### Job
Update the data beginning at the line that has "wind-arrow — [493, 307, 498, 311]" and stopping after the line that has "wind-arrow — [243, 175, 247, 177]", putting "hatched-area" in place of "shaded-patch" and leaving all else unchanged. Give back only those lines.

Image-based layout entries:

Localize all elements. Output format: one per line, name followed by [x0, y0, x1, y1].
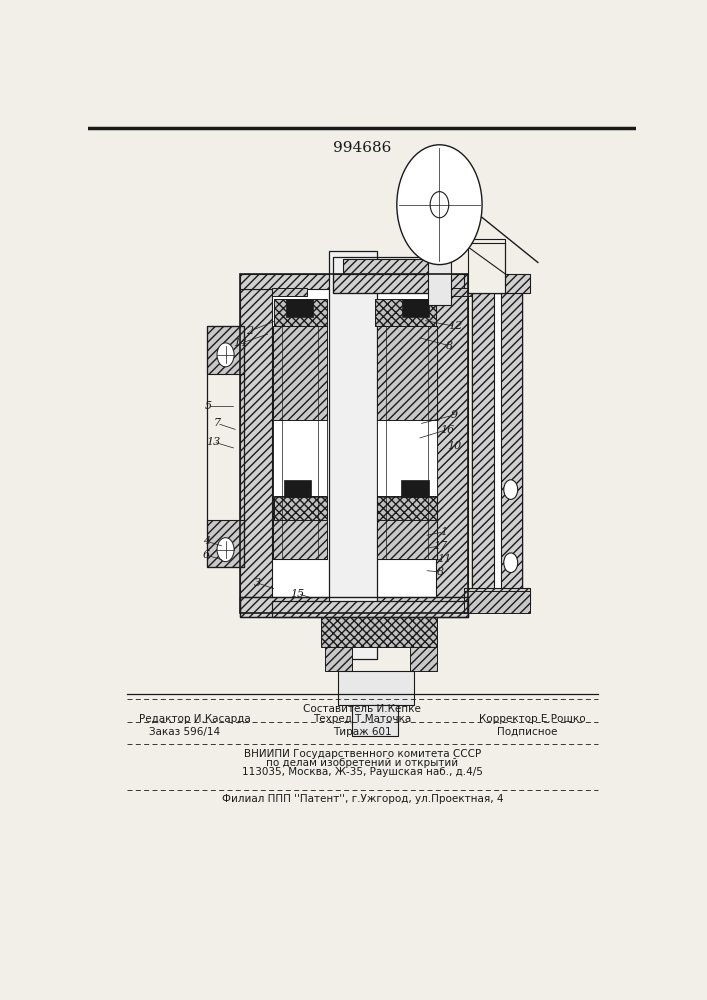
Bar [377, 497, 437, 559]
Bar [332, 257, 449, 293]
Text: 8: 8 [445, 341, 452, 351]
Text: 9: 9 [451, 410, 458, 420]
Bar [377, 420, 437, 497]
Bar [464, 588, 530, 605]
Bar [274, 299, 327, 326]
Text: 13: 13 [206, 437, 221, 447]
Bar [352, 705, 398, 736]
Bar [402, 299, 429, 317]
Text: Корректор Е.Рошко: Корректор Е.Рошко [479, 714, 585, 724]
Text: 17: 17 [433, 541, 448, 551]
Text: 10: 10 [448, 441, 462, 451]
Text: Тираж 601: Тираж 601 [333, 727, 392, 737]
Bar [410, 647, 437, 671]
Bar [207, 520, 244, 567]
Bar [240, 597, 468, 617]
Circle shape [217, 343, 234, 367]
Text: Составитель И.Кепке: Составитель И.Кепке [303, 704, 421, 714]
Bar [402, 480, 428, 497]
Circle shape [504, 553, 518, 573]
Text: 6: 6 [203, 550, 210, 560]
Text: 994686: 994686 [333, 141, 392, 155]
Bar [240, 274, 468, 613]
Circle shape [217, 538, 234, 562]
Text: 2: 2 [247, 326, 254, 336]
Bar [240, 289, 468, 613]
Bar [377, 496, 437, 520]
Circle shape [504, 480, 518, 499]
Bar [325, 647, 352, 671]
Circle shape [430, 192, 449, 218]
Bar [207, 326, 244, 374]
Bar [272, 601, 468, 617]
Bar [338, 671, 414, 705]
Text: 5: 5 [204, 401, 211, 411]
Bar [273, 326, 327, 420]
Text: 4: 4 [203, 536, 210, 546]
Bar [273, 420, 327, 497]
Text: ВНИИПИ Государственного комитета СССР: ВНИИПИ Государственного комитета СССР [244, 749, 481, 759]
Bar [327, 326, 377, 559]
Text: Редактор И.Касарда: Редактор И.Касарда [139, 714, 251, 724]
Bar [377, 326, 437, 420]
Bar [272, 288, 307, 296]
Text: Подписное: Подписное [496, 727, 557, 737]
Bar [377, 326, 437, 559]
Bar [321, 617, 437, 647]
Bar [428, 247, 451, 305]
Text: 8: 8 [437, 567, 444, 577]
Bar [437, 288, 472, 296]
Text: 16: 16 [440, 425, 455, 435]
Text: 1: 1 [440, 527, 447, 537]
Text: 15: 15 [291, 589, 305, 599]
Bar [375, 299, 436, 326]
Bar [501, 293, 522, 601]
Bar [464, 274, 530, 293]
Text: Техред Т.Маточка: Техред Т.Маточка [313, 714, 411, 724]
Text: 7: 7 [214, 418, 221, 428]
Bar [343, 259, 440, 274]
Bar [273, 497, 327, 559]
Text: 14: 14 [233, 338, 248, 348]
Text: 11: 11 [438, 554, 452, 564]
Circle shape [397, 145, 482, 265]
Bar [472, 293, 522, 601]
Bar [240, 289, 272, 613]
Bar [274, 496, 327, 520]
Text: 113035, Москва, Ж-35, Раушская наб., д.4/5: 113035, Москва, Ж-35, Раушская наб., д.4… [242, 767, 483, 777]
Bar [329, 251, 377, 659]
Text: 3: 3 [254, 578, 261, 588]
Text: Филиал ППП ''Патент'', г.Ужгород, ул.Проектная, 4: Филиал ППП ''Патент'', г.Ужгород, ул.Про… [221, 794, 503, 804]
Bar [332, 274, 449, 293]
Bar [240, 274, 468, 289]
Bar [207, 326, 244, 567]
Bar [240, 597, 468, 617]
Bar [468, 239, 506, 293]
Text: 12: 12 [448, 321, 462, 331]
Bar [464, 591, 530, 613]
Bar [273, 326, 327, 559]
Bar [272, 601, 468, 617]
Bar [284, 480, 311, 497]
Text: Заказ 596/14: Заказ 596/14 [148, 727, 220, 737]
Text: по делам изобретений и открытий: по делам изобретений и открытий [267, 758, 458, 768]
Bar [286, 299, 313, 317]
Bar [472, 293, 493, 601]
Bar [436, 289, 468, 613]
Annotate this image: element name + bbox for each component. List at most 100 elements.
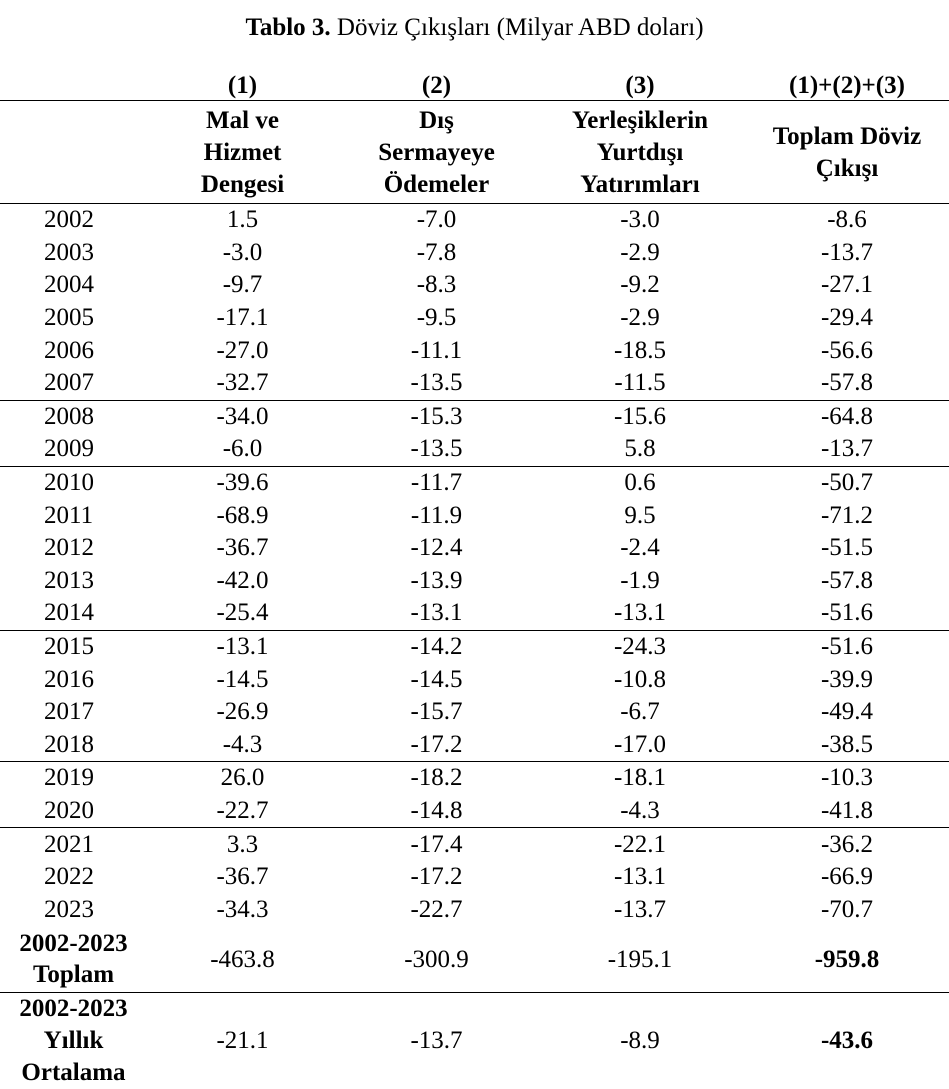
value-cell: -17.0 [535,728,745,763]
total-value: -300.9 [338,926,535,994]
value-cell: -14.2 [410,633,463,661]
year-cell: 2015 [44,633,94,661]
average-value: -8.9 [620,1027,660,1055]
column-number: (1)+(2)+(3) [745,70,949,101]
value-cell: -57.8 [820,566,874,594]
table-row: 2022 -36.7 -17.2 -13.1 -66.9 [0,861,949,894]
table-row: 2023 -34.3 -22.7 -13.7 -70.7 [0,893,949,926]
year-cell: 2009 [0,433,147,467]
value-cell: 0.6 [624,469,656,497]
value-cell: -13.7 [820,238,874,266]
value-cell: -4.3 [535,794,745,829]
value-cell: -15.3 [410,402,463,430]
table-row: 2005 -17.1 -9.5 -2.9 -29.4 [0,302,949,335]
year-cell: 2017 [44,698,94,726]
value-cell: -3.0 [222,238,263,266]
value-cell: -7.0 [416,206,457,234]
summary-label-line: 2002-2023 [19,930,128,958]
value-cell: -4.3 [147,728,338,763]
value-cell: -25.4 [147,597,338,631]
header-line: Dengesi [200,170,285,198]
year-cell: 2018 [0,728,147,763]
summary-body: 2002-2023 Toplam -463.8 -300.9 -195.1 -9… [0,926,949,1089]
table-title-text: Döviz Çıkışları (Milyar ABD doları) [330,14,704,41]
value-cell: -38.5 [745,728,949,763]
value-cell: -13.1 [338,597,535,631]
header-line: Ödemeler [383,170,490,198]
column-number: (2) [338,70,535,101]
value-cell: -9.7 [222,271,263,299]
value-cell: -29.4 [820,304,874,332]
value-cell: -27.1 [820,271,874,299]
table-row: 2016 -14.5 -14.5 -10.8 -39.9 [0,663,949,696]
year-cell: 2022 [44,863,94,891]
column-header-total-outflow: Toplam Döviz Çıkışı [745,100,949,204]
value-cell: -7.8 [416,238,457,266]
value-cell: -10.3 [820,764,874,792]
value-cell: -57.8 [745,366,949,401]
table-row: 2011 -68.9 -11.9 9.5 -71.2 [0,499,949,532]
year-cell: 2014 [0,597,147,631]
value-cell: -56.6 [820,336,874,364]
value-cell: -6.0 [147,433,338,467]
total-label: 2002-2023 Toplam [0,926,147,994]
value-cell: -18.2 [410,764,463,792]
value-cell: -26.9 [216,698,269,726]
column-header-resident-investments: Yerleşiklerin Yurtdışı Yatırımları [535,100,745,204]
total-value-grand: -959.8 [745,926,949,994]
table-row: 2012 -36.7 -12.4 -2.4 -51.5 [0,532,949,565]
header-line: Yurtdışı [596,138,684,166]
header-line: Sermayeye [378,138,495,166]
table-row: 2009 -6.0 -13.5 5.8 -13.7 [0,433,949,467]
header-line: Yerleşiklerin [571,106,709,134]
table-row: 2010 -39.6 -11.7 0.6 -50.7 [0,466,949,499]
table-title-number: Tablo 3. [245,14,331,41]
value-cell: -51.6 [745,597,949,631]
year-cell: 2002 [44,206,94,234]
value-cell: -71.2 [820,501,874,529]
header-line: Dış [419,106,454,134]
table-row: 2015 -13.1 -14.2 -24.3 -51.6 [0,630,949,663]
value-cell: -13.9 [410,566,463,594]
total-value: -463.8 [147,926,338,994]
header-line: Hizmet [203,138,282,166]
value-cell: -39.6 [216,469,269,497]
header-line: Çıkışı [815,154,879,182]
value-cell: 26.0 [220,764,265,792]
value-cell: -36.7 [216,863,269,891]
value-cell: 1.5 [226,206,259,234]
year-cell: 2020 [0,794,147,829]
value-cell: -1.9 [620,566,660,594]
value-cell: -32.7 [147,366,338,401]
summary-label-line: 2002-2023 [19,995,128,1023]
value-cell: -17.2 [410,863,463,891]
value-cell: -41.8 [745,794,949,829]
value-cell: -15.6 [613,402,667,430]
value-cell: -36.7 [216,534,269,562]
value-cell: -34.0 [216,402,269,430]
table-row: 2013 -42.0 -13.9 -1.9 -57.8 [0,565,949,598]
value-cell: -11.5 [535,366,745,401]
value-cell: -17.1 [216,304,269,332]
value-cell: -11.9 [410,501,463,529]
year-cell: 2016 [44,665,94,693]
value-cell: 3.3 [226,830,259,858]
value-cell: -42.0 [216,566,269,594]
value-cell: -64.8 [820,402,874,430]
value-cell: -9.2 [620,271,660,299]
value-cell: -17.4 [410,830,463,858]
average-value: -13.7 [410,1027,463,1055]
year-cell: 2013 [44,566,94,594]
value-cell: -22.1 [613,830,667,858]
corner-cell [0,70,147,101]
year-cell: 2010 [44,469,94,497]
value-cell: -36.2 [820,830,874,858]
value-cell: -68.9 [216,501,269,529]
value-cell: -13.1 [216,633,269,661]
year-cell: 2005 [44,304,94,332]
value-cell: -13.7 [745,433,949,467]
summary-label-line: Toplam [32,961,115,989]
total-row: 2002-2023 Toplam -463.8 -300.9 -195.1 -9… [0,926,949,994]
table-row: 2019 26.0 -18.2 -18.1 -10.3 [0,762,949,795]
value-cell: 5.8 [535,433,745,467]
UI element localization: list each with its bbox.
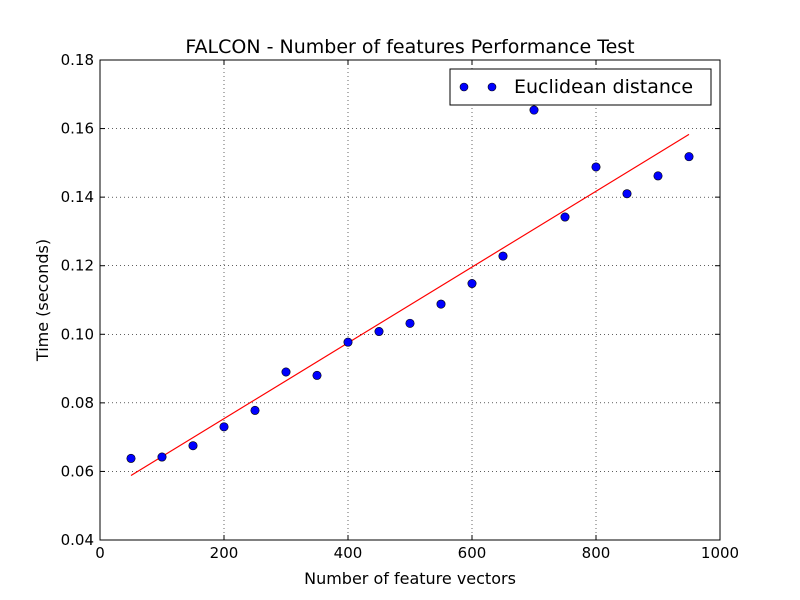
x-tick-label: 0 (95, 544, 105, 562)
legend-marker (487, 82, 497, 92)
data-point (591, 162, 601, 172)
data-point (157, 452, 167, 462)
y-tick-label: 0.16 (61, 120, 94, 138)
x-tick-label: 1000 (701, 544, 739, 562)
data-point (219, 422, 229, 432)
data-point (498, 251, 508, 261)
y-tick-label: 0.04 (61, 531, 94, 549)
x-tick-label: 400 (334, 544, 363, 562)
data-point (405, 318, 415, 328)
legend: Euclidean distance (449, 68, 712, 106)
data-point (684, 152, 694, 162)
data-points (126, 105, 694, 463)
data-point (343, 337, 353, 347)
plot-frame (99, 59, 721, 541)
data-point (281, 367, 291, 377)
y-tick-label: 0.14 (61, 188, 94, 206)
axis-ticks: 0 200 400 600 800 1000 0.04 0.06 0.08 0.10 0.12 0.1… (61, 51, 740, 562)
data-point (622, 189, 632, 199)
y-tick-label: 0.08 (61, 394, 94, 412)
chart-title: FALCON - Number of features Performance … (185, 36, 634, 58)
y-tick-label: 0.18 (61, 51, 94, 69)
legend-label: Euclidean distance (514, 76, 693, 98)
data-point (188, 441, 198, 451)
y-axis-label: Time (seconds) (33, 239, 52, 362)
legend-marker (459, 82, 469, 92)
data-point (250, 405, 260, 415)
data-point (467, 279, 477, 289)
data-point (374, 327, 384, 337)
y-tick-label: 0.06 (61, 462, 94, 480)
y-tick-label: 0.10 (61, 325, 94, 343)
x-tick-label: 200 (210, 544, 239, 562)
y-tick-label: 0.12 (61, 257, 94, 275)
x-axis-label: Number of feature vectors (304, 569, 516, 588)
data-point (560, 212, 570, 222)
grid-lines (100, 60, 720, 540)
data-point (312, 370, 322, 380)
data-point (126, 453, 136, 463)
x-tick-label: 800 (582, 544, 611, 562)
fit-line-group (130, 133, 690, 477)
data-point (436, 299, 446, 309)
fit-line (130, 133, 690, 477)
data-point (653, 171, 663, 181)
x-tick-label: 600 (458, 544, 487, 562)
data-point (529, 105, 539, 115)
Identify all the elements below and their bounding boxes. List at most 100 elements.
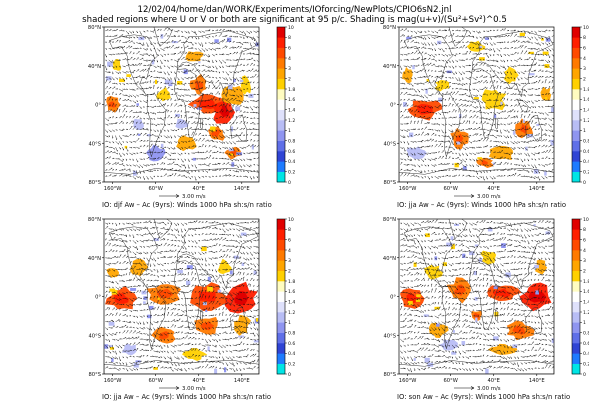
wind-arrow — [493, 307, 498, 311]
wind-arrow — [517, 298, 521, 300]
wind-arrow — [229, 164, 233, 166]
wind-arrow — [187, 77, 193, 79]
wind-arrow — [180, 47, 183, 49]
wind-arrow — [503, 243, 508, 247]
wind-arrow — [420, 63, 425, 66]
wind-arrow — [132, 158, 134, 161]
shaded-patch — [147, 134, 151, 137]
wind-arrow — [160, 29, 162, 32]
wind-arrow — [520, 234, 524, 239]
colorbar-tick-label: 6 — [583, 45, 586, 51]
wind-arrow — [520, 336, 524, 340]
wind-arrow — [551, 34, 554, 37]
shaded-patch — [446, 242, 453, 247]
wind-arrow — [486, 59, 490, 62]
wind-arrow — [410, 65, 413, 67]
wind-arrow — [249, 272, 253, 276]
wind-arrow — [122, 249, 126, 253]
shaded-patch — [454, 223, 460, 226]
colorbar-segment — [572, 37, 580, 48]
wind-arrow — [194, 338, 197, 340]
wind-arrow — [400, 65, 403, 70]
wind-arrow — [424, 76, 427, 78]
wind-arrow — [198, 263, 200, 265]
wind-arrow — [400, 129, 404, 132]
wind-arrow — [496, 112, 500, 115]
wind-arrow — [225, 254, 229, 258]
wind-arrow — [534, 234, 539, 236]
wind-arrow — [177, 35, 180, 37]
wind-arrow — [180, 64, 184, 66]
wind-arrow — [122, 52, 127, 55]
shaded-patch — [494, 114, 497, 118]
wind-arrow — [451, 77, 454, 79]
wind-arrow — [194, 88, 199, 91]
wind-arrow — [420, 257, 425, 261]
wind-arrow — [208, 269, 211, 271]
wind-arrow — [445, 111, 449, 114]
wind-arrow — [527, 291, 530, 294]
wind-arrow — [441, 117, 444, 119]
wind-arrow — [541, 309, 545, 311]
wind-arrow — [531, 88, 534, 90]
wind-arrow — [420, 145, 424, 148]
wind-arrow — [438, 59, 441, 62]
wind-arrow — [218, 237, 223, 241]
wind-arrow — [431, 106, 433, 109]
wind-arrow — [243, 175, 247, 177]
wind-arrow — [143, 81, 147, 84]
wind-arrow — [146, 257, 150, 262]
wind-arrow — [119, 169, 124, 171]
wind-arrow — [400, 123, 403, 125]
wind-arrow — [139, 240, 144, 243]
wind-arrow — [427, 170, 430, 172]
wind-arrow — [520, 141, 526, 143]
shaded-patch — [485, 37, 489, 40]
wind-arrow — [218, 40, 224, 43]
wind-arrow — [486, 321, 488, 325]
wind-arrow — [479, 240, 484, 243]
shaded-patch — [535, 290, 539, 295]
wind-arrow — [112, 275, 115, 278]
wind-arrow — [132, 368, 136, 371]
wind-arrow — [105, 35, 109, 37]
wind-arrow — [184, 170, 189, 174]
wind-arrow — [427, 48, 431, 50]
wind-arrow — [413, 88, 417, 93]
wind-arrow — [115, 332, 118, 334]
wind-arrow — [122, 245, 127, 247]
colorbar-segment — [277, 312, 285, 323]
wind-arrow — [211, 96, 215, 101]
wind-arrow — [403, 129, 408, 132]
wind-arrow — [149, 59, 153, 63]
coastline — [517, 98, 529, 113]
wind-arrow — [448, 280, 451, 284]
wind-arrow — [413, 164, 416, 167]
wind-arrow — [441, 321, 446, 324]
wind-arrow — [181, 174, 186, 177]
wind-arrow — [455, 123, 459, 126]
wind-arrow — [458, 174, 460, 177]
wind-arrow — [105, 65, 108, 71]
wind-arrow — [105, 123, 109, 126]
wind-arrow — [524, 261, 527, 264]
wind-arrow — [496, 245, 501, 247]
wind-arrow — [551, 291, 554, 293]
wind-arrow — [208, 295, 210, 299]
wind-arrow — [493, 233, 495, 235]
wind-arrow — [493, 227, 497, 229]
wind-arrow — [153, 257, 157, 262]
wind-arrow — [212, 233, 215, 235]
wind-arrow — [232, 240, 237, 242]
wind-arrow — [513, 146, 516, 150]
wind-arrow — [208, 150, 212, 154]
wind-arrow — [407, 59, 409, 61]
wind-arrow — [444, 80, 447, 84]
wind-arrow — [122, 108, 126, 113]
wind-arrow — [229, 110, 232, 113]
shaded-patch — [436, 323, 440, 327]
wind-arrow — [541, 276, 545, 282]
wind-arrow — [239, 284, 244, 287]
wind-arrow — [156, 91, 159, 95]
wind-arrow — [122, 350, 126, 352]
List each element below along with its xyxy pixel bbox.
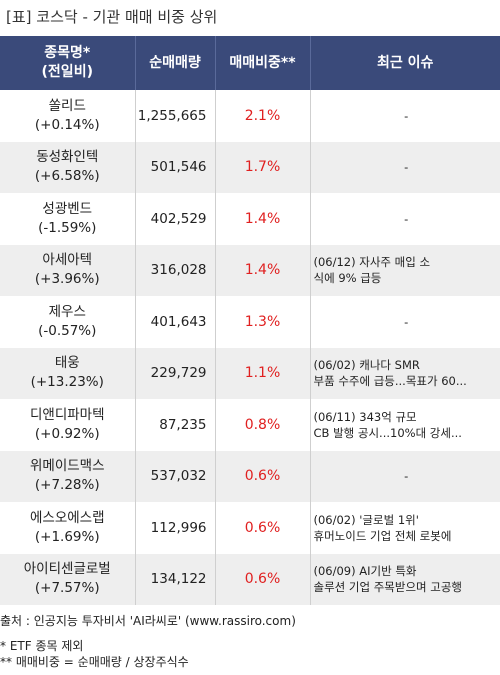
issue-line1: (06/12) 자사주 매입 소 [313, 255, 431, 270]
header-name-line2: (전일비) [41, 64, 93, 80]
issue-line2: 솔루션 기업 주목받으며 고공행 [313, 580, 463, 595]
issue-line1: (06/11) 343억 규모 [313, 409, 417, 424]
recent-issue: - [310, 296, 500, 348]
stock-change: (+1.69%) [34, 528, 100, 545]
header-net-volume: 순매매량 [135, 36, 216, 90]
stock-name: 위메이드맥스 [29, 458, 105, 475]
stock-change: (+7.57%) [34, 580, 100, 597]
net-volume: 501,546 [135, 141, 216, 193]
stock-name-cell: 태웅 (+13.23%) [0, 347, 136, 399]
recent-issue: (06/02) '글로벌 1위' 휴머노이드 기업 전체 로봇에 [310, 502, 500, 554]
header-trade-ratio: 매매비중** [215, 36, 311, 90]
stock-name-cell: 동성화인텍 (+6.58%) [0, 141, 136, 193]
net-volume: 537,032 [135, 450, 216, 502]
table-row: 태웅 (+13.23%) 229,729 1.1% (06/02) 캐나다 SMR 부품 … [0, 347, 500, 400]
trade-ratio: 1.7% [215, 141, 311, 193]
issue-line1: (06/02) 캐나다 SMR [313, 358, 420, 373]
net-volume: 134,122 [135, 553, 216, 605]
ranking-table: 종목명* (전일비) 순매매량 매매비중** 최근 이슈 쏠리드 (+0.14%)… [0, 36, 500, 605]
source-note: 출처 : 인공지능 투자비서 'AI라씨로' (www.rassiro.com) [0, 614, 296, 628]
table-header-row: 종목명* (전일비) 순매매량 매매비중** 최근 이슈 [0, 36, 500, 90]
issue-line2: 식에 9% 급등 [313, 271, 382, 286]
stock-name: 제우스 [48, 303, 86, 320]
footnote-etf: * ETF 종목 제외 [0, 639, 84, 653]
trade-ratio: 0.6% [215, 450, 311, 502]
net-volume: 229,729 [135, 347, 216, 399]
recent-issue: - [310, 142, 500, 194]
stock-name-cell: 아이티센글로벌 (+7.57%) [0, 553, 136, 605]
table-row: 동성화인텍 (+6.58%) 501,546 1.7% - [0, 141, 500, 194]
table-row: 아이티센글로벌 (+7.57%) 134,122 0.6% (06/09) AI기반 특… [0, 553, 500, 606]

### Solution to the exercise
wind-arrow — [493, 307, 498, 311]
wind-arrow — [517, 298, 521, 300]
wind-arrow — [229, 164, 233, 166]
wind-arrow — [187, 77, 193, 79]
wind-arrow — [180, 47, 183, 49]
wind-arrow — [503, 243, 508, 247]
wind-arrow — [420, 63, 425, 66]
wind-arrow — [132, 158, 134, 161]
hatched-area — [147, 134, 151, 137]
wind-arrow — [160, 29, 162, 32]
wind-arrow — [520, 234, 524, 239]
colorbar-tick-label: 6 — [583, 45, 586, 51]
wind-arrow — [520, 336, 524, 340]
wind-arrow — [551, 34, 554, 37]
hatched-area — [446, 242, 453, 247]
wind-arrow — [486, 59, 490, 62]
wind-arrow — [410, 65, 413, 67]
wind-arrow — [249, 272, 253, 276]
wind-arrow — [122, 249, 126, 253]
hatched-area — [454, 223, 460, 226]
colorbar-segment — [572, 37, 580, 48]
wind-arrow — [194, 338, 197, 340]
wind-arrow — [400, 65, 403, 70]
wind-arrow — [424, 76, 427, 78]
wind-arrow — [198, 263, 200, 265]
wind-arrow — [400, 129, 404, 132]
wind-arrow — [496, 112, 500, 115]
wind-arrow — [225, 254, 229, 258]
wind-arrow — [534, 234, 539, 236]
wind-arrow — [177, 35, 180, 37]
wind-arrow — [180, 64, 184, 66]
wind-arrow — [122, 52, 127, 55]
hatched-area — [494, 114, 497, 118]
wind-arrow — [451, 77, 454, 79]
wind-arrow — [194, 88, 199, 91]
wind-arrow — [420, 257, 425, 261]
wind-arrow — [208, 269, 211, 271]
wind-arrow — [445, 111, 449, 114]
wind-arrow — [527, 291, 530, 294]
wind-arrow — [441, 117, 444, 119]
wind-arrow — [541, 309, 545, 311]
wind-arrow — [531, 88, 534, 90]
wind-arrow — [420, 145, 424, 148]
wind-arrow — [438, 59, 441, 62]
wind-arrow — [218, 237, 223, 241]
wind-arrow — [431, 106, 433, 109]
wind-arrow — [243, 175, 247, 177]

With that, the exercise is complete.